*What you are asked to do:* What you return must match the records exactly, except that the pictures are gone.

Records contained in a dataset
+ + + + +

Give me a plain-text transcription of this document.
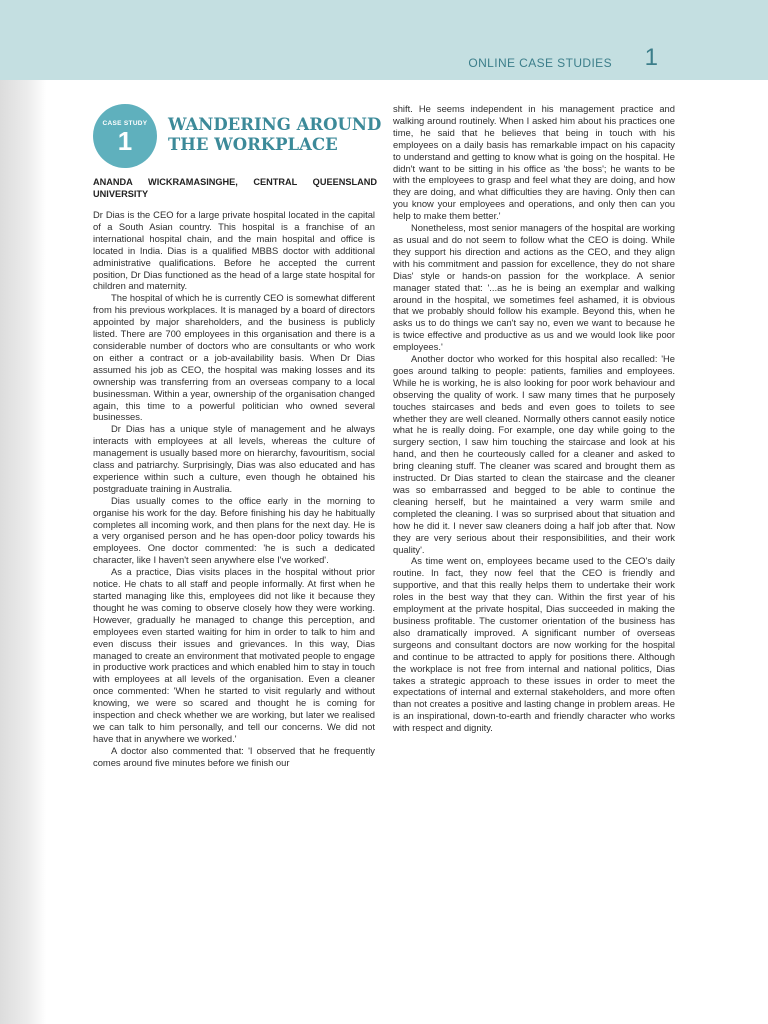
ONLINE CASE STUDIES 1
CASE STUDY
1
WANDERING AROUND THE WORKPLACE
ANANDA WICKRAMASINGHE, CENTRAL QUEENSLAND UNIVERSITY

Dr Dias is the CEO for a large private hospital located in the capital of a South Asian country. This hospital is a franchise of an international hospital chain, and the main hospital and office is located in India. Dias is a qualified MBBS doctor with additional administrative qualifications. Before he accepted the current position, Dr Dias functioned as the head of a large state hospital for children and maternity.

The hospital of which he is currently CEO is somewhat different from his previous workplaces. It is managed by a board of directors appointed by major shareholders, and the business is publicly listed. There are 700 employees in this organisation and there is a considerable number of doctors who are consultants or who work on either a contract or a job-availability basis. When Dr Dias assumed his job as CEO, the hospital was making losses and its ownership was transferring from an overseas company to a local businessman. Within a year, ownership of the organisation changed again, this time to a powerful politician who owned several businesses.

Dr Dias has a unique style of management and he always interacts with employees at all levels, whereas the culture of management is usually based more on hierarchy, favouritism, social class and patriarchy. Surprisingly, Dias was also educated and has experience within such a culture, even though he obtained his postgraduate training in Australia.

Dias usually comes to the office early in the morning to organise his work for the day. Before finishing his day he habitually completes all incoming work, and then plans for the next day. He is a very organised person and he has open-door policy towards his employees. One doctor commented: 'he is such a dedicated character, like I haven't seen anywhere else I've worked'.

As a practice, Dias visits places in the hospital without prior notice. He chats to all staff and people informally. At first when he started managing like this, employees did not like it because they thought he was coming to observe closely how they were working. However, gradually he managed to change this perception, and employees even started waiting for him in order to talk to him and even discuss their issues and grievances. In this way, Dias managed to create an environment that motivated people to engage in productive work practices and which enabled him to stay in touch with employees at all levels of the organisation. Even a cleaner once commented: 'When he started to visit regularly and without knowing, we were so scared and thought he is coming for inspection and check whether we are working, but later we realised we can talk to him personally, and tell our concerns. We did not have that in anywhere we worked.'

A doctor also commented that: 'I observed that he frequently comes around five minutes before we finish our

shift. He seems independent in his management practice and walking around routinely. When I asked him about his practices one time, he said that he believes that being in touch with his employees on a daily basis has remarkable impact on his capacity to understand and getting to know what is going on the hospital. He didn't want to be sitting in his office as 'the boss'; he wants to be with the employees to grasp and feel what they are doing, and how they are doing, and what difficulties they are having. Only then can you know your employees and operations, and only then can you help to make them better.'

Nonetheless, most senior managers of the hospital are working as usual and do not seem to follow what the CEO is doing. While they support his direction and actions as the CEO, and they align with his commitment and passion for excellence, they do not share Dias' style or hands-on passion for the workplace. A senior manager stated that: '...as he is being an exemplar and walking around in the hospital, we sometimes feel ashamed, it is obvious that we probably should follow his example. Beyond this, when he asks us to do things we can't say no, even we want to because he is twice effective and productive as us and we would look like poor employees.'

Another doctor who worked for this hospital also recalled: 'He goes around talking to people: patients, families and employees. While he is working, he is also looking for poor work behaviour and observing the quality of work. I saw many times that he purposely touches staircases and beds and even goes to toilets to see whether they are well cleaned. Normally others cannot easily notice what he is really doing. For example, one day while going to the surgery section, I saw him touching the staircase and look at his hand, and then he courteously called for a cleaner and asked to bring cleaning stuff. The cleaner was scared and brought them as instructed. Dr Dias started to clean the staircase and the cleaner was so embarrassed and begged to be able to continue the cleaning herself, but he maintained a very warm smile and completed the cleaning. I was so surprised about that situation and how he did it. I never saw cleaners doing a half job after that. Now they are very serious about their responsibilities, and their work quality'.

As time went on, employees became used to the CEO's daily routine. In fact, they now feel that the CEO is friendly and supportive, and that this really helps them to undertake their work roles in the best way that they can. Within the first year of his employment at the private hospital, Dias succeeded in making the business profitable. The customer orientation of the business has also dramatically improved. A significant number of overseas surgeons and consultant doctors are now working for the hospital and continue to be attracted to apply for positions there. Although the workplace is not free from internal and national politics, Dias takes a strategic approach to these issues in order to meet the expectations of internal and external stakeholders, and more often than not creates a positive and lasting change in problem areas. He is an inspirational, down-to-earth and friendly character who works with respect and dignity.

+ + + + +

*Response box:*
Give me a plain-text transcription of this document.
ONLINE CASE STUDIES 1
CASE STUDY
1
WANDERING AROUND THE WORKPLACE
ANANDA WICKRAMASINGHE, CENTRAL QUEENSLAND UNIVERSITY

Dr Dias is the CEO for a large private hospital located in the capital of a South Asian country. This hospital is a franchise of an international hospital chain, and the main hospital and office is located in India. Dias is a qualified MBBS doctor with additional administrative qualifications. Before he accepted the current position, Dr Dias functioned as the head of a large state hospital for children and maternity.

The hospital of which he is currently CEO is somewhat different from his previous workplaces. It is managed by a board of directors appointed by major shareholders, and the business is publicly listed. There are 700 employees in this organisation and there is a considerable number of doctors who are consultants or who work on either a contract or a job-availability basis. When Dr Dias assumed his job as CEO, the hospital was making losses and its ownership was transferring from an overseas company to a local businessman. Within a year, ownership of the organisation changed again, this time to a powerful politician who owned several businesses.

Dr Dias has a unique style of management and he always interacts with employees at all levels, whereas the culture of management is usually based more on hierarchy, favouritism, social class and patriarchy. Surprisingly, Dias was also educated and has experience within such a culture, even though he obtained his postgraduate training in Australia.

Dias usually comes to the office early in the morning to organise his work for the day. Before finishing his day he habitually completes all incoming work, and then plans for the next day. He is a very organised person and he has open-door policy towards his employees. One doctor commented: 'he is such a dedicated character, like I haven't seen anywhere else I've worked'.

As a practice, Dias visits places in the hospital without prior notice. He chats to all staff and people informally. At first when he started managing like this, employees did not like it because they thought he was coming to observe closely how they were working. However, gradually he managed to change this perception, and employees even started waiting for him in order to talk to him and even discuss their issues and grievances. In this way, Dias managed to create an environment that motivated people to engage in productive work practices and which enabled him to stay in touch with employees at all levels of the organisation. Even a cleaner once commented: 'When he started to visit regularly and without knowing, we were so scared and thought he is coming for inspection and check whether we are working, but later we realised we can talk to him personally, and tell our concerns. We did not have that in anywhere we worked.'

A doctor also commented that: 'I observed that he frequently comes around five minutes before we finish our

shift. He seems independent in his management practice and walking around routinely. When I asked him about his practices one time, he said that he believes that being in touch with his employees on a daily basis has remarkable impact on his capacity to understand and getting to know what is going on the hospital. He didn't want to be sitting in his office as 'the boss'; he wants to be with the employees to grasp and feel what they are doing, and how they are doing, and what difficulties they are having. Only then can you know your employees and operations, and only then can you help to make them better.'

Nonetheless, most senior managers of the hospital are working as usual and do not seem to follow what the CEO is doing. While they support his direction and actions as the CEO, and they align with his commitment and passion for excellence, they do not share Dias' style or hands-on passion for the workplace. A senior manager stated that: '...as he is being an exemplar and walking around in the hospital, we sometimes feel ashamed, it is obvious that we probably should follow his example. Beyond this, when he asks us to do things we can't say no, even we want to because he is twice effective and productive as us and we would look like poor employees.'

Another doctor who worked for this hospital also recalled: 'He goes around talking to people: patients, families and employees. While he is working, he is also looking for poor work behaviour and observing the quality of work. I saw many times that he purposely touches staircases and beds and even goes to toilets to see whether they are well cleaned. Normally others cannot easily notice what he is really doing. For example, one day while going to the surgery section, I saw him touching the staircase and look at his hand, and then he courteously called for a cleaner and asked to bring cleaning stuff. The cleaner was scared and brought them as instructed. Dr Dias started to clean the staircase and the cleaner was so embarrassed and begged to be able to continue the cleaning herself, but he maintained a very warm smile and completed the cleaning. I was so surprised about that situation and how he did it. I never saw cleaners doing a half job after that. Now they are very serious about their responsibilities, and their work quality'.

As time went on, employees became used to the CEO's daily routine. In fact, they now feel that the CEO is friendly and supportive, and that this really helps them to undertake their work roles in the best way that they can. Within the first year of his employment at the private hospital, Dias succeeded in making the business profitable. The customer orientation of the business has also dramatically improved. A significant number of overseas surgeons and consultant doctors are now working for the hospital and continue to be attracted to apply for positions there. Although the workplace is not free from internal and national politics, Dias takes a strategic approach to these issues in order to meet the expectations of internal and external stakeholders, and more often than not creates a positive and lasting change in problem areas. He is an inspirational, down-to-earth and friendly character who works with respect and dignity.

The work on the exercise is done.